┏━━
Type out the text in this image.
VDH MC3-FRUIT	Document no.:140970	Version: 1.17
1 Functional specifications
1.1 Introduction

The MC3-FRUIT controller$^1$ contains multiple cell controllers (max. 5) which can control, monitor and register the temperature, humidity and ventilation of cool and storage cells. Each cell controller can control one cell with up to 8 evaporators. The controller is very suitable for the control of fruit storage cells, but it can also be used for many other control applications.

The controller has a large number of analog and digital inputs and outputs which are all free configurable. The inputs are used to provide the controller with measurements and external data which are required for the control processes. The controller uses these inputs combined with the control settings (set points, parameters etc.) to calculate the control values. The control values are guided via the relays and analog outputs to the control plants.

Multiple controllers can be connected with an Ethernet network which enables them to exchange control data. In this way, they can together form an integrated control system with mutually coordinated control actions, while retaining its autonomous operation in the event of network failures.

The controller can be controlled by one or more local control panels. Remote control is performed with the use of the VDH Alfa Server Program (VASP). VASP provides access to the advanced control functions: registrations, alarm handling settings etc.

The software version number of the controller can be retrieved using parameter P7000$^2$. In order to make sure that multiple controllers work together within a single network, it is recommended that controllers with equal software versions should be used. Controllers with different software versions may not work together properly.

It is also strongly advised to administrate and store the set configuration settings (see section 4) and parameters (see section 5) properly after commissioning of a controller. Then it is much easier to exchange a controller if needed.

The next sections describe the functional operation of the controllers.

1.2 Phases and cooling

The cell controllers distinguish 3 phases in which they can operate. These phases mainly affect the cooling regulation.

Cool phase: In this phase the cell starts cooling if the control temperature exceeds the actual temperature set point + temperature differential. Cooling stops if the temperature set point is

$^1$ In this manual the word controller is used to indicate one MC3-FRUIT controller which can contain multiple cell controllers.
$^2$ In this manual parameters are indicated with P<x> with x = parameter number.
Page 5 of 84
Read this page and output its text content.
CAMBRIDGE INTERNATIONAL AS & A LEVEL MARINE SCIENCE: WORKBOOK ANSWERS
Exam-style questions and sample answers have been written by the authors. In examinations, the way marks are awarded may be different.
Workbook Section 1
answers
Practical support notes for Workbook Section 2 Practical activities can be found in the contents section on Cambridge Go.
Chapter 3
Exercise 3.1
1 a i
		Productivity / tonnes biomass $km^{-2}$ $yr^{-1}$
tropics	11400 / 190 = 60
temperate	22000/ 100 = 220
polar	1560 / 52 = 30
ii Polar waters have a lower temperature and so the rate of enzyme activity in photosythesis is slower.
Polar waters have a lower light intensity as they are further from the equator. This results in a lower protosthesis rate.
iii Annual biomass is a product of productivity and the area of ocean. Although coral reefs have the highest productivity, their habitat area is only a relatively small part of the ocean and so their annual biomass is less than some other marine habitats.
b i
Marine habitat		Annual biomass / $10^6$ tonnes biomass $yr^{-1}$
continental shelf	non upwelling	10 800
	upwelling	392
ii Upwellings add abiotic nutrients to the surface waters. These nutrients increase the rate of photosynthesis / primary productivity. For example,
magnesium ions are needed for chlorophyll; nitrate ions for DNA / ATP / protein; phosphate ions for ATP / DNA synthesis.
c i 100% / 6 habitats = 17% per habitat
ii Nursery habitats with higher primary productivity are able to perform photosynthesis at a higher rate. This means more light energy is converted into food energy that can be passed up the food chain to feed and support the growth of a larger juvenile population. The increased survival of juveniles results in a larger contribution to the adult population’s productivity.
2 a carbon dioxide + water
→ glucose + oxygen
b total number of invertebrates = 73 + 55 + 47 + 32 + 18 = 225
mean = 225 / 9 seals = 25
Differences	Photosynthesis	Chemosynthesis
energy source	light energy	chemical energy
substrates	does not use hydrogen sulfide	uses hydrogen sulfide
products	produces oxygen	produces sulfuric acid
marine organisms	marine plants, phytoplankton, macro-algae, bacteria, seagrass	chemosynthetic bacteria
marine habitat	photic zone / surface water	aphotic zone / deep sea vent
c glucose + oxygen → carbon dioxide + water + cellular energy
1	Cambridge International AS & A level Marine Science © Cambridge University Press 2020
┗━━
### Task details
Where does the word "Annual" appear in the records above? Return every line that holds it.

### Written solution
iii Annual biomass is a product of productivity and the area of ocean. Although coral reefs have the highest productivity, their habitat area is only a relatively small part of the ocean and so their annual biomass is less than some other marine habitats.
Marine habitat		Annual biomass / $10^6$ tonnes biomass $yr^{-1}$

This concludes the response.